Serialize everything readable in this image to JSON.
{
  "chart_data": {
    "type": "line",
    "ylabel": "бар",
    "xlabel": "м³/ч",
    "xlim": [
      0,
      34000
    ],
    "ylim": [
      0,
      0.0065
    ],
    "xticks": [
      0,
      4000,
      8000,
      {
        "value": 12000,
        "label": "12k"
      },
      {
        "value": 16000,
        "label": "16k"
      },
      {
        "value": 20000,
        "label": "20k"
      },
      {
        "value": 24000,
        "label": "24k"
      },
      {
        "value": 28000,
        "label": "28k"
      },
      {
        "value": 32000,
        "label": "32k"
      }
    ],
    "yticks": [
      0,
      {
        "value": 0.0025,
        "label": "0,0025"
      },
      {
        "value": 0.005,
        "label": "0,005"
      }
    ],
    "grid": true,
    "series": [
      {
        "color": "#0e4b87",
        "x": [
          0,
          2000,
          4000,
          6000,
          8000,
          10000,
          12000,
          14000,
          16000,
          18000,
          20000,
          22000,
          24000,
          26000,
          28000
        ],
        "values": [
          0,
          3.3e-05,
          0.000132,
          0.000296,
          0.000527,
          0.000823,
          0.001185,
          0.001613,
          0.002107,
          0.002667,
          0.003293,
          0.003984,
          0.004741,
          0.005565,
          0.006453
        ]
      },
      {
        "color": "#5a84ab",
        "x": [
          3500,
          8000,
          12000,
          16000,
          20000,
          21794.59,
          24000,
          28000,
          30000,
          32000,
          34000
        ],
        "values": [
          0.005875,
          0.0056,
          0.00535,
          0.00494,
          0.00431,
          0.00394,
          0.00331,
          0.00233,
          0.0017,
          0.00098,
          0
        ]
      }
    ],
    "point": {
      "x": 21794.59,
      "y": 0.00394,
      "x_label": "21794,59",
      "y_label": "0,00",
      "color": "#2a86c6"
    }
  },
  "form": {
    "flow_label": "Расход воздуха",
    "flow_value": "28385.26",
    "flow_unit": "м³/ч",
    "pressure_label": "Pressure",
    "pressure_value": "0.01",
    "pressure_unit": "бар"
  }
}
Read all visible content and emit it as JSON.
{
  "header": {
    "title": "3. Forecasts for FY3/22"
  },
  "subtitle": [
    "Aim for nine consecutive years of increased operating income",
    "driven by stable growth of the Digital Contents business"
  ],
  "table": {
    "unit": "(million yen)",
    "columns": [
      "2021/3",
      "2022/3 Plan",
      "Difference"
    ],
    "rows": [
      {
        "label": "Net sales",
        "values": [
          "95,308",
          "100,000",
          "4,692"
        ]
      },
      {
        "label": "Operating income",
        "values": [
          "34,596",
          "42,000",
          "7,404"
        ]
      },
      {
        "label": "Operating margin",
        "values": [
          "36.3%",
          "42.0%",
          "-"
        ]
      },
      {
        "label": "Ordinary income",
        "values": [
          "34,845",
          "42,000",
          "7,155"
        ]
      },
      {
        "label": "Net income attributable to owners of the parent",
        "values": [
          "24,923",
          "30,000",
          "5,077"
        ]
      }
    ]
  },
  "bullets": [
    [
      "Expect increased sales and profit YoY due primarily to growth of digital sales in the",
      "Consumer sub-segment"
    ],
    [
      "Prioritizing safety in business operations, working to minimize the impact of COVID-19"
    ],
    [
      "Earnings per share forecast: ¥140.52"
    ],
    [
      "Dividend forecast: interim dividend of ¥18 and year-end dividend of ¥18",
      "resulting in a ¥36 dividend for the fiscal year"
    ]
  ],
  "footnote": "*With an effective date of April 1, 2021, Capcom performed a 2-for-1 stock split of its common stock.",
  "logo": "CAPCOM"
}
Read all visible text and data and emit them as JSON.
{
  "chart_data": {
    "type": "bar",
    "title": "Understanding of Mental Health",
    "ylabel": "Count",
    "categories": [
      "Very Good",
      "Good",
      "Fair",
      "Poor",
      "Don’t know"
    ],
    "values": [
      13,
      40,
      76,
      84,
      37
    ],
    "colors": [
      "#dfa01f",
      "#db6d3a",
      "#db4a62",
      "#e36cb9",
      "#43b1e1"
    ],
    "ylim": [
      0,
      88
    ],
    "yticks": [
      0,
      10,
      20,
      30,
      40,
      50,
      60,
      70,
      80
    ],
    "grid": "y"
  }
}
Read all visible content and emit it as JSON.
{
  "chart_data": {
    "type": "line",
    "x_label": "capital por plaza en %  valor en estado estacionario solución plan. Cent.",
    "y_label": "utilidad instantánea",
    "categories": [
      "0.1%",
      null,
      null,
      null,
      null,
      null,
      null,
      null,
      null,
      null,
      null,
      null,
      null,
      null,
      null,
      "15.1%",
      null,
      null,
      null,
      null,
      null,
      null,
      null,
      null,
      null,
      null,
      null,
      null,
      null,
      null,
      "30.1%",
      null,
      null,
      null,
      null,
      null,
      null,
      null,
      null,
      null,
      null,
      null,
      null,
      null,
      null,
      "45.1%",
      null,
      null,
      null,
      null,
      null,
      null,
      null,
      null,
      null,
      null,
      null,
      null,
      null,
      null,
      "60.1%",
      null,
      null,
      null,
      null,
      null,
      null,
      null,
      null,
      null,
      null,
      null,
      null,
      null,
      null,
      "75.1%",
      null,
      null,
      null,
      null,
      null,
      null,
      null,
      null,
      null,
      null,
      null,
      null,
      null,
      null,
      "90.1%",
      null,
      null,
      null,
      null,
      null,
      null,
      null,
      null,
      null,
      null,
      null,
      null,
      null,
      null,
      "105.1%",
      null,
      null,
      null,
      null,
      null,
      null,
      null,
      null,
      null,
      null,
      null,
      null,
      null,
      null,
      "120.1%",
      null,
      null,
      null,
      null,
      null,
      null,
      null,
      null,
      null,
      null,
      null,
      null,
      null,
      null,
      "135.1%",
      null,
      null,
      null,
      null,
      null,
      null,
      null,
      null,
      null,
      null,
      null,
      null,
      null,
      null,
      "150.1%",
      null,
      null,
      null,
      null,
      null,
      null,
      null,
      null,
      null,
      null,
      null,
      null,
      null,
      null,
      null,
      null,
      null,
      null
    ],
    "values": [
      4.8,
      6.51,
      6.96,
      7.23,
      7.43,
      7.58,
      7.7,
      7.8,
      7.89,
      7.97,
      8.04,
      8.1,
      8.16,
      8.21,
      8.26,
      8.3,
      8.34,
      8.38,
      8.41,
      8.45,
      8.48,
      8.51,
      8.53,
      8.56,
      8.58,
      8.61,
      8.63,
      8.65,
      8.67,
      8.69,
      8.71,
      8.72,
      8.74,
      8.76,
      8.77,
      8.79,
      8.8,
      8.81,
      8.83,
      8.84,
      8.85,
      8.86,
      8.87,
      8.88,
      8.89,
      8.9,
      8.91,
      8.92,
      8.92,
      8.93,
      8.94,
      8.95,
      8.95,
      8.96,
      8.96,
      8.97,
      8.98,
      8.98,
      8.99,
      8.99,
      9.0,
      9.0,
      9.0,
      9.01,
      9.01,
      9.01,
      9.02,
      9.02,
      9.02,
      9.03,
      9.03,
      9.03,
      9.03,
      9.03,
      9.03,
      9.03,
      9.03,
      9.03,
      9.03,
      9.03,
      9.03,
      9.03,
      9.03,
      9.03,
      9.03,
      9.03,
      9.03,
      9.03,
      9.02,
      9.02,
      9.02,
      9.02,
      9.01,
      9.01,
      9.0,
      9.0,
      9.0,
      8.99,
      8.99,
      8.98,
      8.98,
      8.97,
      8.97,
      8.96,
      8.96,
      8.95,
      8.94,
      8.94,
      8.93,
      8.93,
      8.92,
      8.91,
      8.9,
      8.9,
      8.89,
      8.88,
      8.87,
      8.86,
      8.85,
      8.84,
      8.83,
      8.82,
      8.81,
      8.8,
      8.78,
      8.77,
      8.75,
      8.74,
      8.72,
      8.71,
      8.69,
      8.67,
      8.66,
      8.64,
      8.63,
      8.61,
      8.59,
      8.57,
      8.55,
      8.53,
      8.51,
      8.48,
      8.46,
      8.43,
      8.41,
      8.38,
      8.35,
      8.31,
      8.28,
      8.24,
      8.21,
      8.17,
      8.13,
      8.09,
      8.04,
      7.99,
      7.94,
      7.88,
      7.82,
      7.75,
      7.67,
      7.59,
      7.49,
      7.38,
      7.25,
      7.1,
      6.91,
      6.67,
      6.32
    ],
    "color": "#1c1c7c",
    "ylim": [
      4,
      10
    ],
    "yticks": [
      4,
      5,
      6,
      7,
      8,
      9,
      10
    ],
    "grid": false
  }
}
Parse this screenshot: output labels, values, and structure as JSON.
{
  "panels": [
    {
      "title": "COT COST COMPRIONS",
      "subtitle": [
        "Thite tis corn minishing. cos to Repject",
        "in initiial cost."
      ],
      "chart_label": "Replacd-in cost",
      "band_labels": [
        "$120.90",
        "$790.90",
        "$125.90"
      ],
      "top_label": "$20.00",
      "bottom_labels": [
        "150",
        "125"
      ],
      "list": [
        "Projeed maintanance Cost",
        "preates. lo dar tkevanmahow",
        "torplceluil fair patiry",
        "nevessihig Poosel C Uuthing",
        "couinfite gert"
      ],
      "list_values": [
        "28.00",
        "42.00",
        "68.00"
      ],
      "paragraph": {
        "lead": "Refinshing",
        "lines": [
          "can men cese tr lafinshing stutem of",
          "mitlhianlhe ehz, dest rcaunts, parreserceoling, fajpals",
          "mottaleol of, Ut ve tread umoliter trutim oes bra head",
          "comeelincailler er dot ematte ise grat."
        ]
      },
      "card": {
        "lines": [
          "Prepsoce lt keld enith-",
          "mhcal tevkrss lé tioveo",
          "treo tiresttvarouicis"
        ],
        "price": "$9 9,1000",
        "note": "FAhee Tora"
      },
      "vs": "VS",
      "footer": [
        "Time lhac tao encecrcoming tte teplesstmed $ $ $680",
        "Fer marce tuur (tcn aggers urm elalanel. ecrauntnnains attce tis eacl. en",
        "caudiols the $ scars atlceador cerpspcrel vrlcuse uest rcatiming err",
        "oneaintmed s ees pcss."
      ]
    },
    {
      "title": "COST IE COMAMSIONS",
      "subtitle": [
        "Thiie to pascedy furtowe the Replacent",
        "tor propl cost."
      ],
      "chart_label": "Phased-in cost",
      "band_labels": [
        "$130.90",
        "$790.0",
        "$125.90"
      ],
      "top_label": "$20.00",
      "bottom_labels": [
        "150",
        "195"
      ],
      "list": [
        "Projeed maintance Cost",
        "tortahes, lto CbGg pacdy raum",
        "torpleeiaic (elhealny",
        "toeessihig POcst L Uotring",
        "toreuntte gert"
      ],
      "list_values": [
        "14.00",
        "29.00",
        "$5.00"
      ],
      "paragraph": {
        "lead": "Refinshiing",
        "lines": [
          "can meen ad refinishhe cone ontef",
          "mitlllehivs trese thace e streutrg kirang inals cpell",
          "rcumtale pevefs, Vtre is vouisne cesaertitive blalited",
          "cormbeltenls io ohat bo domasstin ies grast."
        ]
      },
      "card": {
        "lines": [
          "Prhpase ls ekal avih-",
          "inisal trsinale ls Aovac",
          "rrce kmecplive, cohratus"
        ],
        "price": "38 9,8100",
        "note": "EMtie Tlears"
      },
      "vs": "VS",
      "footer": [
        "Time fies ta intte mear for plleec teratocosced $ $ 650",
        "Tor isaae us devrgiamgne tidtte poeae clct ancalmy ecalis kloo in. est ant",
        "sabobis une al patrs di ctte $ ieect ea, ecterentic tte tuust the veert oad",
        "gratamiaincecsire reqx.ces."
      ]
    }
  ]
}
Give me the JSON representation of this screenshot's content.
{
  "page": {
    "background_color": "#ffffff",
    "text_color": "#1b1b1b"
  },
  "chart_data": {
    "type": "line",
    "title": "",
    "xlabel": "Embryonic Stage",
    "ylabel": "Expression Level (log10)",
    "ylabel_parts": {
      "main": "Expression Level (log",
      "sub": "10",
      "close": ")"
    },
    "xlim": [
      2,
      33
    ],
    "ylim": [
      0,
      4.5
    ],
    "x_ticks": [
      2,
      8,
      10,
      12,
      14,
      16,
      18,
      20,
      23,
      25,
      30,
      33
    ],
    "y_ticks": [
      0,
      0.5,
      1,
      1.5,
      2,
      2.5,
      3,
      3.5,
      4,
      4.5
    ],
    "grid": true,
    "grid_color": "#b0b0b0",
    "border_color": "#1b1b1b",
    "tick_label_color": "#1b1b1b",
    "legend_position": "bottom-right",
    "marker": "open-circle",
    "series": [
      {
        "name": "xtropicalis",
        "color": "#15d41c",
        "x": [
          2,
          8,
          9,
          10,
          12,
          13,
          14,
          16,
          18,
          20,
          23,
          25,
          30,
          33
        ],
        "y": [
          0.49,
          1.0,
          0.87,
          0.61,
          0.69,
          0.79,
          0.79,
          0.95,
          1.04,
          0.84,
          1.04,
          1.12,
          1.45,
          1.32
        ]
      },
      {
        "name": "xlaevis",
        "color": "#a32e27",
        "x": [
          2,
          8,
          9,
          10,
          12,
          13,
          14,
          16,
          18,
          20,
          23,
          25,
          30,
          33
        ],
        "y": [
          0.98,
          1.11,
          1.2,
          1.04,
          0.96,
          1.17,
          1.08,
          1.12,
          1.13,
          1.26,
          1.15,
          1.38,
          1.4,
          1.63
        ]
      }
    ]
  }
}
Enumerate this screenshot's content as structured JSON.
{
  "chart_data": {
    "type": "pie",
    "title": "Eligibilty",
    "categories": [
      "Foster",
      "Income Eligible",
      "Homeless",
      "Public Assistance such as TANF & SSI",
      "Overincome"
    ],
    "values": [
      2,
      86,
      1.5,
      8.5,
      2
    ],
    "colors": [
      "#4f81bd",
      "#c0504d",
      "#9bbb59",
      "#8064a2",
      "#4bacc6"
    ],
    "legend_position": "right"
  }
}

_____

Problem requirements - Go through the material and copy out every line with "JSON" in it.

Output -
Serialize everything readable in this image to JSON.
Read all visible content and emit it as JSON.
Read all visible text and data and emit them as JSON.
Read all visible content and emit it as JSON.
Parse this screenshot: output labels, values, and structure as JSON.
Give me the JSON representation of this screenshot's content.
Enumerate this screenshot's content as structured JSON.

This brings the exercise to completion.